__TASK DESCRIPTION__:
Quote all of the data that follows exactly as written, skipping the images.

__TASK MATERIAL__:
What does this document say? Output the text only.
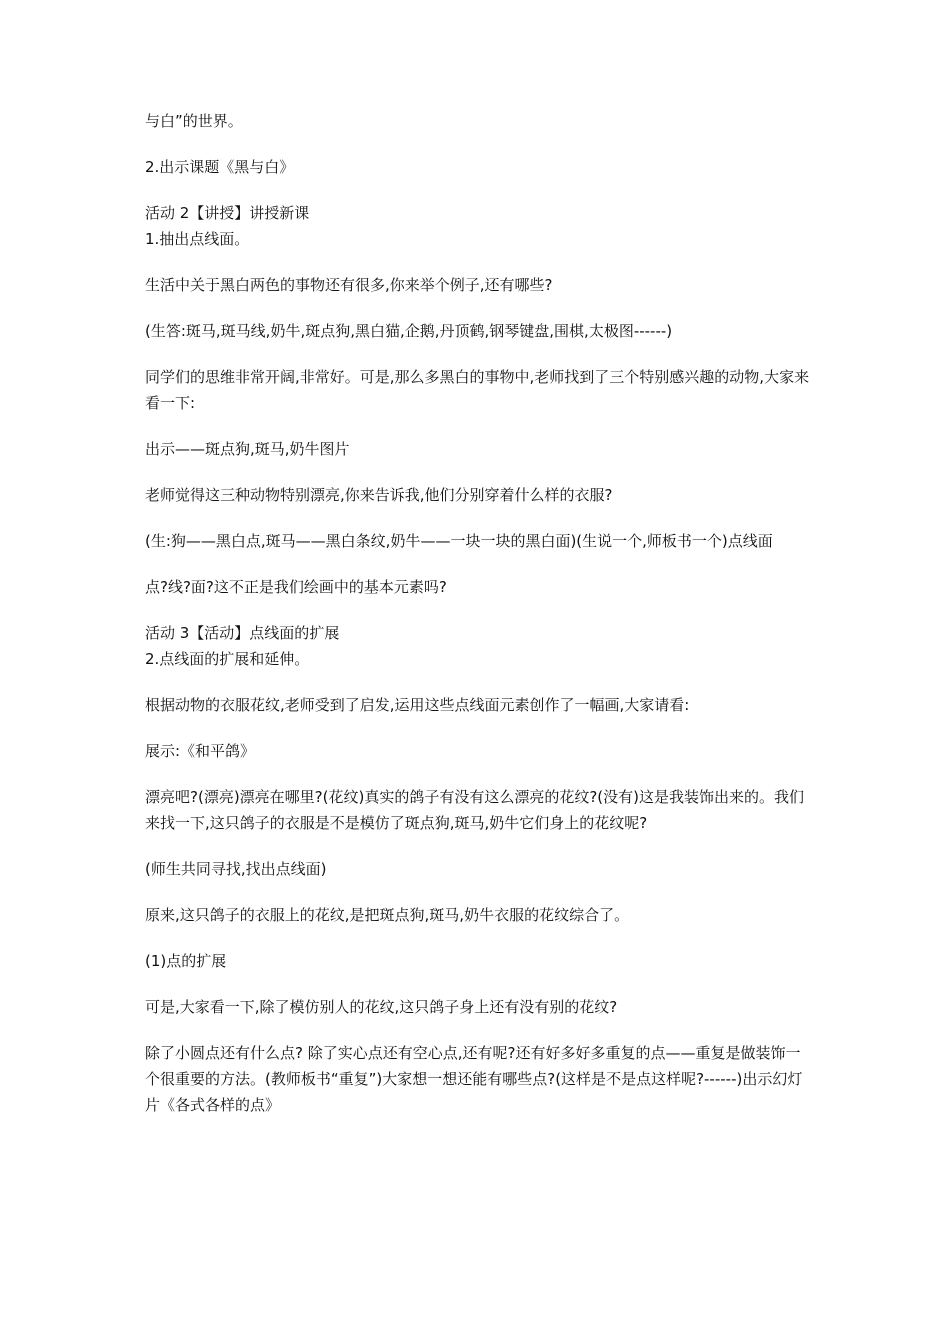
与白”的世界。

2.出示课题《黑与白》

活动 2【讲授】讲授新课

1.抽出点线面。

生活中关于黑白两色的事物还有很多,你来举个例子,还有哪些?

(生答:斑马,斑马线,奶牛,斑点狗,黑白猫,企鹅,丹顶鹤,钢琴键盘,围棋,太极图------)

同学们的思维非常开阔,非常好。可是,那么多黑白的事物中,老师找到了三个特别感兴趣的动物,大家来看一下:

出示——斑点狗,斑马,奶牛图片

老师觉得这三种动物特别漂亮,你来告诉我,他们分别穿着什么样的衣服?

(生:狗——黑白点,斑马——黑白条纹,奶牛——一块一块的黑白面)(生说一个,师板书一个)点线面

点?线?面?这不正是我们绘画中的基本元素吗?

活动 3【活动】点线面的扩展

2.点线面的扩展和延伸。

根据动物的衣服花纹,老师受到了启发,运用这些点线面元素创作了一幅画,大家请看:

展示:《和平鸽》

漂亮吧?(漂亮)漂亮在哪里?(花纹)真实的鸽子有没有这么漂亮的花纹?(没有)这是我装饰出来的。我们来找一下,这只鸽子的衣服是不是模仿了斑点狗,斑马,奶牛它们身上的花纹呢?

(师生共同寻找,找出点线面)

原来,这只鸽子的衣服上的花纹,是把斑点狗,斑马,奶牛衣服的花纹综合了。

(1)点的扩展

可是,大家看一下,除了模仿别人的花纹,这只鸽子身上还有没有别的花纹?

除了小圆点还有什么点? 除了实心点还有空心点,还有呢?还有好多好多重复的点——重复是做装饰一个很重要的方法。(教师板书“重复”)大家想一想还能有哪些点?(这样是不是点这样呢?------)出示幻灯片《各式各样的点》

__FULL SOLUTION__:
What does this document say? Output the text only.
与白”的世界。

2.出示课题《黑与白》

活动 2【讲授】讲授新课

1.抽出点线面。

生活中关于黑白两色的事物还有很多,你来举个例子,还有哪些?

(生答:斑马,斑马线,奶牛,斑点狗,黑白猫,企鹅,丹顶鹤,钢琴键盘,围棋,太极图------)

同学们的思维非常开阔,非常好。可是,那么多黑白的事物中,老师找到了三个特别感兴趣的动物,大家来看一下:

出示——斑点狗,斑马,奶牛图片

老师觉得这三种动物特别漂亮,你来告诉我,他们分别穿着什么样的衣服?

(生:狗——黑白点,斑马——黑白条纹,奶牛——一块一块的黑白面)(生说一个,师板书一个)点线面

点?线?面?这不正是我们绘画中的基本元素吗?

活动 3【活动】点线面的扩展

2.点线面的扩展和延伸。

根据动物的衣服花纹,老师受到了启发,运用这些点线面元素创作了一幅画,大家请看:

展示:《和平鸽》

漂亮吧?(漂亮)漂亮在哪里?(花纹)真实的鸽子有没有这么漂亮的花纹?(没有)这是我装饰出来的。我们来找一下,这只鸽子的衣服是不是模仿了斑点狗,斑马,奶牛它们身上的花纹呢?

(师生共同寻找,找出点线面)

原来,这只鸽子的衣服上的花纹,是把斑点狗,斑马,奶牛衣服的花纹综合了。

(1)点的扩展

可是,大家看一下,除了模仿别人的花纹,这只鸽子身上还有没有别的花纹?

除了小圆点还有什么点? 除了实心点还有空心点,还有呢?还有好多好多重复的点——重复是做装饰一个很重要的方法。(教师板书“重复”)大家想一想还能有哪些点?(这样是不是点这样呢?------)出示幻灯片《各式各样的点》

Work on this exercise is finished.